> Written problem: Produce an exact transcription of the listing below, omitting the pictures.

> Records for the exercise:
================================
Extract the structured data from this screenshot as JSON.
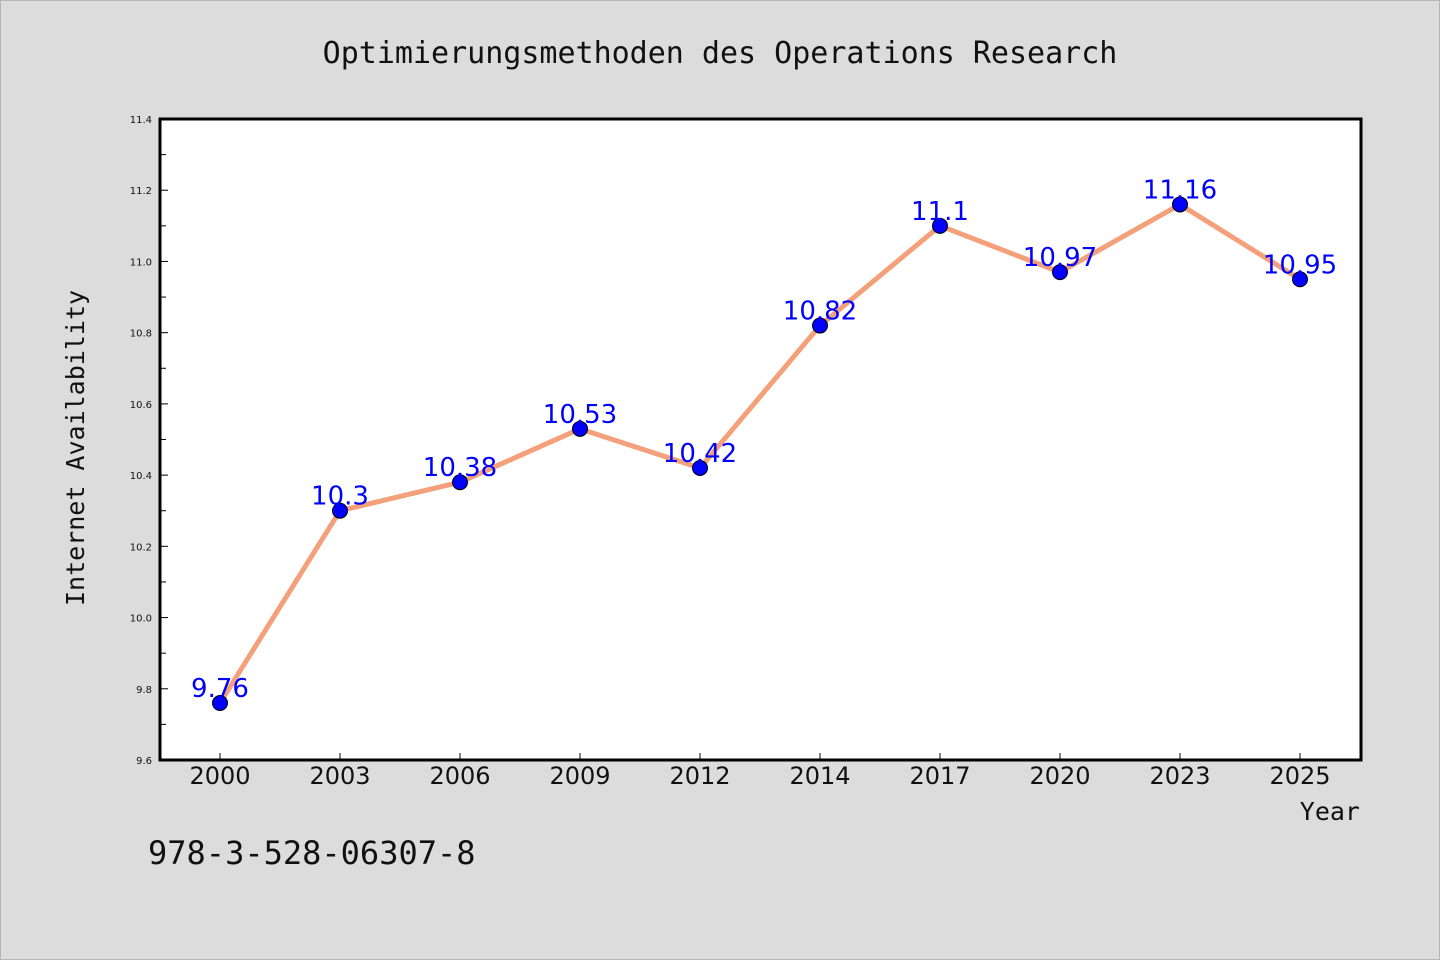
{
  "chart_data": {
    "type": "line",
    "title": "Optimierungsmethoden des Operations Research",
    "xlabel": "Year",
    "ylabel": "Internet Availability",
    "categories": [
      "2000",
      "2003",
      "2006",
      "2009",
      "2012",
      "2014",
      "2017",
      "2020",
      "2023",
      "2025"
    ],
    "series": [
      {
        "values": [
          9.76,
          10.3,
          10.38,
          10.53,
          10.42,
          10.82,
          11.1,
          10.97,
          11.16,
          10.95
        ],
        "data_labels": [
          "9.76",
          "10.3",
          "10.38",
          "10.53",
          "10.42",
          "10.82",
          "11.1",
          "10.97",
          "11.16",
          "10.95"
        ],
        "line_color": "#f4a07a",
        "marker_color": "#0000ff"
      }
    ],
    "ylim": [
      9.6,
      11.4
    ],
    "yticks": [
      "9.6",
      "9.8",
      "10.0",
      "10.2",
      "10.4",
      "10.6",
      "10.8",
      "11.0",
      "11.2",
      "11.4"
    ],
    "grid": false,
    "footer": "978-3-528-06307-8",
    "background": "#dcdcdc",
    "plot_background": "#ffffff",
    "label_color": "#0000ff"
  }
}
================================
> Complete answer:
Extract the structured data from this screenshot as JSON.
{
  "chart_data": {
    "type": "line",
    "title": "Optimierungsmethoden des Operations Research",
    "xlabel": "Year",
    "ylabel": "Internet Availability",
    "categories": [
      "2000",
      "2003",
      "2006",
      "2009",
      "2012",
      "2014",
      "2017",
      "2020",
      "2023",
      "2025"
    ],
    "series": [
      {
        "values": [
          9.76,
          10.3,
          10.38,
          10.53,
          10.42,
          10.82,
          11.1,
          10.97,
          11.16,
          10.95
        ],
        "data_labels": [
          "9.76",
          "10.3",
          "10.38",
          "10.53",
          "10.42",
          "10.82",
          "11.1",
          "10.97",
          "11.16",
          "10.95"
        ],
        "line_color": "#f4a07a",
        "marker_color": "#0000ff"
      }
    ],
    "ylim": [
      9.6,
      11.4
    ],
    "yticks": [
      "9.6",
      "9.8",
      "10.0",
      "10.2",
      "10.4",
      "10.6",
      "10.8",
      "11.0",
      "11.2",
      "11.4"
    ],
    "grid": false,
    "footer": "978-3-528-06307-8",
    "background": "#dcdcdc",
    "plot_background": "#ffffff",
    "label_color": "#0000ff"
  }
}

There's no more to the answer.